> **Given request**
Can you print the lines below exactly, without changing a single character?

> **Data to process**

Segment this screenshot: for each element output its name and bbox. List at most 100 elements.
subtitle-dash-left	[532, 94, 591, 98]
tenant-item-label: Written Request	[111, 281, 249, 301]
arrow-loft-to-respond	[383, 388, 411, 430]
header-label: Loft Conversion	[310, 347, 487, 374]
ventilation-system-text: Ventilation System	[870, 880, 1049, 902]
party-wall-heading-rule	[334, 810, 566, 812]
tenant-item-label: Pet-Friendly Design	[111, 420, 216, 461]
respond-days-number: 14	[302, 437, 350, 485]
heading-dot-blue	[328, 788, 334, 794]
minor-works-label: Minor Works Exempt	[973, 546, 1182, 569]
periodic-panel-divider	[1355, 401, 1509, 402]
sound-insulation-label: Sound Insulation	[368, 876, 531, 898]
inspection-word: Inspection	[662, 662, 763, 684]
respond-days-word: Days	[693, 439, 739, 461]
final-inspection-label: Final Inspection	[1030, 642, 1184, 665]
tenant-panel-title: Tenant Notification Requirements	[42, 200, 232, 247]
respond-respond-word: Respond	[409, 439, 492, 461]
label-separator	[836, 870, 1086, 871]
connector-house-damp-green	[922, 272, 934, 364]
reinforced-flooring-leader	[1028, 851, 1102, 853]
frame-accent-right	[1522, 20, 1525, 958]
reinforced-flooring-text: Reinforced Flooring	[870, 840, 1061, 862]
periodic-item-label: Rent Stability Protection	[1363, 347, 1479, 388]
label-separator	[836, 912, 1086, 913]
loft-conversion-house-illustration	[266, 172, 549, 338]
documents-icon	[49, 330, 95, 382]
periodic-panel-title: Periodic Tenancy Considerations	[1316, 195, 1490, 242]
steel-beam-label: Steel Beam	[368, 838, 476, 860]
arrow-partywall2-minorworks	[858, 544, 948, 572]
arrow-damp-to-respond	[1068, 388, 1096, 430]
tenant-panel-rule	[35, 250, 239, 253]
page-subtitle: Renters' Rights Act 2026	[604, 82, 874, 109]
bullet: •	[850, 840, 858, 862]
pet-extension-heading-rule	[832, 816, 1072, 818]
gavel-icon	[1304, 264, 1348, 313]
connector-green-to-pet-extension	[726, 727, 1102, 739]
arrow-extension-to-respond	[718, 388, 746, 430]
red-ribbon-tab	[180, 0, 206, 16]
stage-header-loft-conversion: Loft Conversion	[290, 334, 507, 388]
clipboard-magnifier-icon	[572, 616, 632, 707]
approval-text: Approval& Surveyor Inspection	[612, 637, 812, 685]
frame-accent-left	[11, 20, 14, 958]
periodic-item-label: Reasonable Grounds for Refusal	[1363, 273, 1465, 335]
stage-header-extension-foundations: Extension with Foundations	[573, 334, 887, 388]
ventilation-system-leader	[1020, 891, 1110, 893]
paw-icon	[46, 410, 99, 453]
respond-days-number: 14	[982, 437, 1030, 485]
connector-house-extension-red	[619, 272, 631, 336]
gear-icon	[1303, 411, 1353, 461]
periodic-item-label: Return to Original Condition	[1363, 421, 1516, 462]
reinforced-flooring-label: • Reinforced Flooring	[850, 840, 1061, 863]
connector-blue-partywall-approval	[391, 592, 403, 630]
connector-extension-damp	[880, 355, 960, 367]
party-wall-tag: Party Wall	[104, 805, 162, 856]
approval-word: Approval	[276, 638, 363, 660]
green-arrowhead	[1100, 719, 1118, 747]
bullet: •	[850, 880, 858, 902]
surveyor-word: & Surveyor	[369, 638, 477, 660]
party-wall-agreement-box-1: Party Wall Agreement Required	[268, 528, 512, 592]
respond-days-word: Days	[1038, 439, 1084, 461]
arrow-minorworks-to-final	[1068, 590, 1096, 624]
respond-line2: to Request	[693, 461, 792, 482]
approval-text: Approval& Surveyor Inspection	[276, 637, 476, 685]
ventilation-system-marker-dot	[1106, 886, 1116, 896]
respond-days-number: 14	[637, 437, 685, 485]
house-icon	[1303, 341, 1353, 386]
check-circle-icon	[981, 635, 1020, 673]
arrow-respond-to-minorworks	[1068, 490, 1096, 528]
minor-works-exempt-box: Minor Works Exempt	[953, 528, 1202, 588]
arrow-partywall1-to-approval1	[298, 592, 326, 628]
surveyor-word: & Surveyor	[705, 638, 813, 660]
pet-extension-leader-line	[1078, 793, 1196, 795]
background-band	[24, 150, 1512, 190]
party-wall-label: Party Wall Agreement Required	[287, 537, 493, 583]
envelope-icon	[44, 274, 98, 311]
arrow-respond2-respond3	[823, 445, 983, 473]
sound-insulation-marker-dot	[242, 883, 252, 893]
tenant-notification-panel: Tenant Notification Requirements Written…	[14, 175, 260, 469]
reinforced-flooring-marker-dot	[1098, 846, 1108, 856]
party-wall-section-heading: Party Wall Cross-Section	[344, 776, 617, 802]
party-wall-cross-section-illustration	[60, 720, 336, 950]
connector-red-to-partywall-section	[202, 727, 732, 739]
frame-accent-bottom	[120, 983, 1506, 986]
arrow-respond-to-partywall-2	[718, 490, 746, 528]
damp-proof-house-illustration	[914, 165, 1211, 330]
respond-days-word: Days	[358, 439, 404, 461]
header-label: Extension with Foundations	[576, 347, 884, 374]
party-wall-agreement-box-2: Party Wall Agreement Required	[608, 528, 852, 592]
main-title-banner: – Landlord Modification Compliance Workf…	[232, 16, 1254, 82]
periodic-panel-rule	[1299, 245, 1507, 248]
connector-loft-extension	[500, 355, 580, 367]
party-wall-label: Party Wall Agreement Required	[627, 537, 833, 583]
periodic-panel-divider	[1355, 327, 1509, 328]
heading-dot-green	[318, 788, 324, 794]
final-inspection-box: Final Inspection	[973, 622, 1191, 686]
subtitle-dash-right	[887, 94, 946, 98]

> **Response to this exercise**
Segment this screenshot: for each element output its name and bbox. List at most 100 elements.
subtitle-dash-left	[532, 94, 591, 98]
tenant-item-label: Written Request	[111, 281, 249, 301]
arrow-loft-to-respond	[383, 388, 411, 430]
header-label: Loft Conversion	[310, 347, 487, 374]
ventilation-system-text: Ventilation System	[870, 880, 1049, 902]
party-wall-heading-rule	[334, 810, 566, 812]
tenant-item-label: Pet-Friendly Design	[111, 420, 216, 461]
respond-days-number: 14	[302, 437, 350, 485]
heading-dot-blue	[328, 788, 334, 794]
minor-works-label: Minor Works Exempt	[973, 546, 1182, 569]
periodic-panel-divider	[1355, 401, 1509, 402]
sound-insulation-label: Sound Insulation	[368, 876, 531, 898]
inspection-word: Inspection	[662, 662, 763, 684]
respond-days-word: Days	[693, 439, 739, 461]
final-inspection-label: Final Inspection	[1030, 642, 1184, 665]
tenant-panel-title: Tenant Notification Requirements	[42, 200, 232, 247]
respond-respond-word: Respond	[409, 439, 492, 461]
label-separator	[836, 870, 1086, 871]
connector-house-damp-green	[922, 272, 934, 364]
reinforced-flooring-leader	[1028, 851, 1102, 853]
frame-accent-right	[1522, 20, 1525, 958]
reinforced-flooring-text: Reinforced Flooring	[870, 840, 1061, 862]
periodic-item-label: Rent Stability Protection	[1363, 347, 1479, 388]
label-separator	[836, 912, 1086, 913]
loft-conversion-house-illustration	[266, 172, 549, 338]
documents-icon	[49, 330, 95, 382]
periodic-panel-title: Periodic Tenancy Considerations	[1316, 195, 1490, 242]
steel-beam-label: Steel Beam	[368, 838, 476, 860]
arrow-partywall2-minorworks	[858, 544, 948, 572]
arrow-damp-to-respond	[1068, 388, 1096, 430]
tenant-panel-rule	[35, 250, 239, 253]
page-subtitle: Renters' Rights Act 2026	[604, 82, 874, 109]
bullet: •	[850, 840, 858, 862]
pet-extension-heading-rule	[832, 816, 1072, 818]
gavel-icon	[1304, 264, 1348, 313]
connector-green-to-pet-extension	[726, 727, 1102, 739]
arrow-extension-to-respond	[718, 388, 746, 430]
red-ribbon-tab	[180, 0, 206, 16]
stage-header-loft-conversion: Loft Conversion	[290, 334, 507, 388]
clipboard-magnifier-icon	[572, 616, 632, 707]
approval-text: Approval& Surveyor Inspection	[612, 637, 812, 685]
frame-accent-left	[11, 20, 14, 958]
periodic-item-label: Reasonable Grounds for Refusal	[1363, 273, 1465, 335]
stage-header-extension-foundations: Extension with Foundations	[573, 334, 887, 388]
ventilation-system-leader	[1020, 891, 1110, 893]
paw-icon	[46, 410, 99, 453]
respond-days-number: 14	[982, 437, 1030, 485]
connector-house-extension-red	[619, 272, 631, 336]
gear-icon	[1303, 411, 1353, 461]
periodic-item-label: Return to Original Condition	[1363, 421, 1516, 462]
reinforced-flooring-label: • Reinforced Flooring	[850, 840, 1061, 863]
connector-blue-partywall-approval	[391, 592, 403, 630]
connector-extension-damp	[880, 355, 960, 367]
party-wall-tag: Party Wall	[104, 805, 162, 856]
approval-word: Approval	[276, 638, 363, 660]
green-arrowhead	[1100, 719, 1118, 747]
bullet: •	[850, 880, 858, 902]
surveyor-word: & Surveyor	[369, 638, 477, 660]
party-wall-agreement-box-1: Party Wall Agreement Required	[268, 528, 512, 592]
respond-days-word: Days	[1038, 439, 1084, 461]
arrow-minorworks-to-final	[1068, 590, 1096, 624]
respond-line2: to Request	[693, 461, 792, 482]
approval-text: Approval& Surveyor Inspection	[276, 637, 476, 685]
ventilation-system-marker-dot	[1106, 886, 1116, 896]
respond-days-number: 14	[637, 437, 685, 485]
house-icon	[1303, 341, 1353, 386]
check-circle-icon	[981, 635, 1020, 673]
arrow-respond-to-minorworks	[1068, 490, 1096, 528]
minor-works-exempt-box: Minor Works Exempt	[953, 528, 1202, 588]
arrow-partywall1-to-approval1	[298, 592, 326, 628]
surveyor-word: & Surveyor	[705, 638, 813, 660]
pet-extension-leader-line	[1078, 793, 1196, 795]
background-band	[24, 150, 1512, 190]
party-wall-label: Party Wall Agreement Required	[287, 537, 493, 583]
envelope-icon	[44, 274, 98, 311]
arrow-respond2-respond3	[823, 445, 983, 473]
sound-insulation-marker-dot	[242, 883, 252, 893]
tenant-notification-panel: Tenant Notification Requirements Written…	[14, 175, 260, 469]
reinforced-flooring-marker-dot	[1098, 846, 1108, 856]
party-wall-section-heading: Party Wall Cross-Section	[344, 776, 617, 802]
party-wall-cross-section-illustration	[60, 720, 336, 950]
connector-red-to-partywall-section	[202, 727, 732, 739]
frame-accent-bottom	[120, 983, 1506, 986]
arrow-respond-to-partywall-2	[718, 490, 746, 528]
damp-proof-house-illustration	[914, 165, 1211, 330]
respond-days-word: Days	[358, 439, 404, 461]
header-label: Extension with Foundations	[576, 347, 884, 374]
party-wall-agreement-box-2: Party Wall Agreement Required	[608, 528, 852, 592]
main-title-banner: – Landlord Modification Compliance Workf…	[232, 16, 1254, 82]
periodic-panel-rule	[1299, 245, 1507, 248]
connector-loft-extension	[500, 355, 580, 367]
party-wall-label: Party Wall Agreement Required	[627, 537, 833, 583]
periodic-panel-divider	[1355, 327, 1509, 328]
heading-dot-green	[318, 788, 324, 794]
final-inspection-box: Final Inspection	[973, 622, 1191, 686]
subtitle-dash-right	[887, 94, 946, 98]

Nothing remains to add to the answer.